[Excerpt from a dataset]
........
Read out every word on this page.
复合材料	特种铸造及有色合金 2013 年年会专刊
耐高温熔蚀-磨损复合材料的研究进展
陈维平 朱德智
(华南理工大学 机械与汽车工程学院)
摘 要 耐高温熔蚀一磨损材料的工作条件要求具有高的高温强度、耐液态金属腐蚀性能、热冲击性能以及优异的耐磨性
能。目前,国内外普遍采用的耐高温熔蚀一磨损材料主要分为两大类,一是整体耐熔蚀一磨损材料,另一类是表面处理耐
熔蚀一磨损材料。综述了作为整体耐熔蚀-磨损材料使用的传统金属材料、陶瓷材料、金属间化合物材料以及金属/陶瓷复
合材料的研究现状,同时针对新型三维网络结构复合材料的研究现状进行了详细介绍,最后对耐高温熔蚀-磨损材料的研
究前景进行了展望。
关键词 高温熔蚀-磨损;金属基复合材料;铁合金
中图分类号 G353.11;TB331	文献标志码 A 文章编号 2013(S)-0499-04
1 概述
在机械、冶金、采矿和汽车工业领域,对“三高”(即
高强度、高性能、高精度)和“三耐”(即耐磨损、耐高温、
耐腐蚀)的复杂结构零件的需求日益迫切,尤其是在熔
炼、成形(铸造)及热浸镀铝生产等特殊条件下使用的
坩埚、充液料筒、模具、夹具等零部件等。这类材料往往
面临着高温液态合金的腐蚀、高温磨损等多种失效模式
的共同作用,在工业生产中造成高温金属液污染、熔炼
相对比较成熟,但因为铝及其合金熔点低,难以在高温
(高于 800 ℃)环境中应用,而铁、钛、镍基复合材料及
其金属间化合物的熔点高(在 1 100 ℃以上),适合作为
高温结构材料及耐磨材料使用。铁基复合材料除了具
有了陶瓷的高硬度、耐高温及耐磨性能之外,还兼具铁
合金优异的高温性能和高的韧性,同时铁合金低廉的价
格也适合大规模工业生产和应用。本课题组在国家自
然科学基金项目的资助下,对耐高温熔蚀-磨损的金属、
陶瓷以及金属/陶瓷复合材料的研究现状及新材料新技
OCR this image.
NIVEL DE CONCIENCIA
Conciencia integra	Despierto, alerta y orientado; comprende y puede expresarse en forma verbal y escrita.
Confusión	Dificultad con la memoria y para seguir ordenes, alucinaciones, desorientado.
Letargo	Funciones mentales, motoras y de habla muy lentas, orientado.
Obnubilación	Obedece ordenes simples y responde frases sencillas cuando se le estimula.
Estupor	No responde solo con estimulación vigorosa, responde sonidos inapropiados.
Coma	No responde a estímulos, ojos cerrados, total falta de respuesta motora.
........
Search the entries for the word "this", then gather every line that has it.

* **The output**:
Read out every word on this page.
OCR this image.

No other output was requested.